Copy out every record below, word for word.

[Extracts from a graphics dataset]
--- BEGIN ---
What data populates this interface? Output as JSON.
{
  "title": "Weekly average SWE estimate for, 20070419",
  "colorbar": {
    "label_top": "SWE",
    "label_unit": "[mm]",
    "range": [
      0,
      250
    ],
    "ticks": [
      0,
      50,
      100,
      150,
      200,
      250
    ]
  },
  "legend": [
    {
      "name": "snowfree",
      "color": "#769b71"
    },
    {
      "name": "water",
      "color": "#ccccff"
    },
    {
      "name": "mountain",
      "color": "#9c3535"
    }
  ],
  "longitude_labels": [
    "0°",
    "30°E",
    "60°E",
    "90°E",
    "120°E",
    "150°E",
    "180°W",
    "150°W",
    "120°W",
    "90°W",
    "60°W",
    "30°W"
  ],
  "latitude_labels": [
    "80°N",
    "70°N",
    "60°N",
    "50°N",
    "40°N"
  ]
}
--- END ---
Task output:
What data populates this interface? Output as JSON.
{
  "title": "Weekly average SWE estimate for, 20070419",
  "colorbar": {
    "label_top": "SWE",
    "label_unit": "[mm]",
    "range": [
      0,
      250
    ],
    "ticks": [
      0,
      50,
      100,
      150,
      200,
      250
    ]
  },
  "legend": [
    {
      "name": "snowfree",
      "color": "#769b71"
    },
    {
      "name": "water",
      "color": "#ccccff"
    },
    {
      "name": "mountain",
      "color": "#9c3535"
    }
  ],
  "longitude_labels": [
    "0°",
    "30°E",
    "60°E",
    "90°E",
    "120°E",
    "150°E",
    "180°W",
    "150°W",
    "120°W",
    "90°W",
    "60°W",
    "30°W"
  ],
  "latitude_labels": [
    "80°N",
    "70°N",
    "60°N",
    "50°N",
    "40°N"
  ]
}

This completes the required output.